_TASK BRIEF_
Retype every entry exactly, character for character.
------------------------
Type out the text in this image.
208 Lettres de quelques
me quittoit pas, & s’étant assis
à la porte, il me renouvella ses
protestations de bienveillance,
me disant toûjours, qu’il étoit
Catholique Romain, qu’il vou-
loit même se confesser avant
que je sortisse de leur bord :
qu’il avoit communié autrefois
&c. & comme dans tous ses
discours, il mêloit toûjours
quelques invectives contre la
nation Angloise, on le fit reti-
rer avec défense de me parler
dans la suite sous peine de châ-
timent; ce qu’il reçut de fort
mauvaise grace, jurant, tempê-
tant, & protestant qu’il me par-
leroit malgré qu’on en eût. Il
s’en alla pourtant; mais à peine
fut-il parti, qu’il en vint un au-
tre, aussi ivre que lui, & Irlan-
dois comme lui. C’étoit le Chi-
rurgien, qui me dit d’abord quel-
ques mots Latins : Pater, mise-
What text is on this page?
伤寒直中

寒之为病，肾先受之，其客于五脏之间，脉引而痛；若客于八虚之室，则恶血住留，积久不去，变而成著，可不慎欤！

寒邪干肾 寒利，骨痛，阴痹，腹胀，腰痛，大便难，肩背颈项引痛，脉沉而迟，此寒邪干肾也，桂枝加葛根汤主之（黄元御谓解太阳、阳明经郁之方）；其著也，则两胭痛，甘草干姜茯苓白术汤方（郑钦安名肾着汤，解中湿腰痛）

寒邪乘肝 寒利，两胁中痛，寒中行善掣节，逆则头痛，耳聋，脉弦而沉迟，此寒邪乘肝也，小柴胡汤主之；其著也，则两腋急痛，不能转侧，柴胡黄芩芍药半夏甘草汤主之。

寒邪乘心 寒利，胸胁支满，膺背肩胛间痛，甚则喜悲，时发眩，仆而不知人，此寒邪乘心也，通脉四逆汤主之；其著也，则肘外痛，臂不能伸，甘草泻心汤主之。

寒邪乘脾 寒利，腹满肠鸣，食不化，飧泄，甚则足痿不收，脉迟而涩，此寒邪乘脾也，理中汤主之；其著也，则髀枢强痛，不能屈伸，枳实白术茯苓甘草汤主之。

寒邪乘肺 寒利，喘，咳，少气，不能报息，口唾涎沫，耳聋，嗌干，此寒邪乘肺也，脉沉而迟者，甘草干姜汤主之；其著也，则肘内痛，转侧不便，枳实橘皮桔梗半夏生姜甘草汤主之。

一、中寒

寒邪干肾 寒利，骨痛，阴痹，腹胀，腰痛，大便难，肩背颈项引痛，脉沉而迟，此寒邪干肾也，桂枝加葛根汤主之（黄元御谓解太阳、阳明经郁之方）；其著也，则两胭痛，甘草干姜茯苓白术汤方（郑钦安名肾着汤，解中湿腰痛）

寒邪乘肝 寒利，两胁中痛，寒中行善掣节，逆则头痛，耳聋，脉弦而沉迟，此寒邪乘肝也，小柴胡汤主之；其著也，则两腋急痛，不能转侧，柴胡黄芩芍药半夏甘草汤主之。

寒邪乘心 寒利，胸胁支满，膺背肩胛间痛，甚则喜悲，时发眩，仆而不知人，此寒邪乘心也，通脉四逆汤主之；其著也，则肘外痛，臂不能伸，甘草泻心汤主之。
------------------------
_ANSWER_
Type out the text in this image.
208 Lettres de quelques
me quittoit pas, & s’étant assis
à la porte, il me renouvella ses
protestations de bienveillance,
me disant toûjours, qu’il étoit
Catholique Romain, qu’il vou-
loit même se confesser avant
que je sortisse de leur bord :
qu’il avoit communié autrefois
&c. & comme dans tous ses
discours, il mêloit toûjours
quelques invectives contre la
nation Angloise, on le fit reti-
rer avec défense de me parler
dans la suite sous peine de châ-
timent; ce qu’il reçut de fort
mauvaise grace, jurant, tempê-
tant, & protestant qu’il me par-
leroit malgré qu’on en eût. Il
s’en alla pourtant; mais à peine
fut-il parti, qu’il en vint un au-
tre, aussi ivre que lui, & Irlan-
dois comme lui. C’étoit le Chi-
rurgien, qui me dit d’abord quel-
ques mots Latins : Pater, mise-
What text is on this page?
伤寒直中

寒之为病，肾先受之，其客于五脏之间，脉引而痛；若客于八虚之室，则恶血住留，积久不去，变而成著，可不慎欤！

寒邪干肾 寒利，骨痛，阴痹，腹胀，腰痛，大便难，肩背颈项引痛，脉沉而迟，此寒邪干肾也，桂枝加葛根汤主之（黄元御谓解太阳、阳明经郁之方）；其著也，则两胭痛，甘草干姜茯苓白术汤方（郑钦安名肾着汤，解中湿腰痛）

寒邪乘肝 寒利，两胁中痛，寒中行善掣节，逆则头痛，耳聋，脉弦而沉迟，此寒邪乘肝也，小柴胡汤主之；其著也，则两腋急痛，不能转侧，柴胡黄芩芍药半夏甘草汤主之。

寒邪乘心 寒利，胸胁支满，膺背肩胛间痛，甚则喜悲，时发眩，仆而不知人，此寒邪乘心也，通脉四逆汤主之；其著也，则肘外痛，臂不能伸，甘草泻心汤主之。

寒邪乘脾 寒利，腹满肠鸣，食不化，飧泄，甚则足痿不收，脉迟而涩，此寒邪乘脾也，理中汤主之；其著也，则髀枢强痛，不能屈伸，枳实白术茯苓甘草汤主之。

寒邪乘肺 寒利，喘，咳，少气，不能报息，口唾涎沫，耳聋，嗌干，此寒邪乘肺也，脉沉而迟者，甘草干姜汤主之；其著也，则肘内痛，转侧不便，枳实橘皮桔梗半夏生姜甘草汤主之。

一、中寒

寒邪干肾 寒利，骨痛，阴痹，腹胀，腰痛，大便难，肩背颈项引痛，脉沉而迟，此寒邪干肾也，桂枝加葛根汤主之（黄元御谓解太阳、阳明经郁之方）；其著也，则两胭痛，甘草干姜茯苓白术汤方（郑钦安名肾着汤，解中湿腰痛）

寒邪乘肝 寒利，两胁中痛，寒中行善掣节，逆则头痛，耳聋，脉弦而沉迟，此寒邪乘肝也，小柴胡汤主之；其著也，则两腋急痛，不能转侧，柴胡黄芩芍药半夏甘草汤主之。

寒邪乘心 寒利，胸胁支满，膺背肩胛间痛，甚则喜悲，时发眩，仆而不知人，此寒邪乘心也，通脉四逆汤主之；其著也，则肘外痛，臂不能伸，甘草泻心汤主之。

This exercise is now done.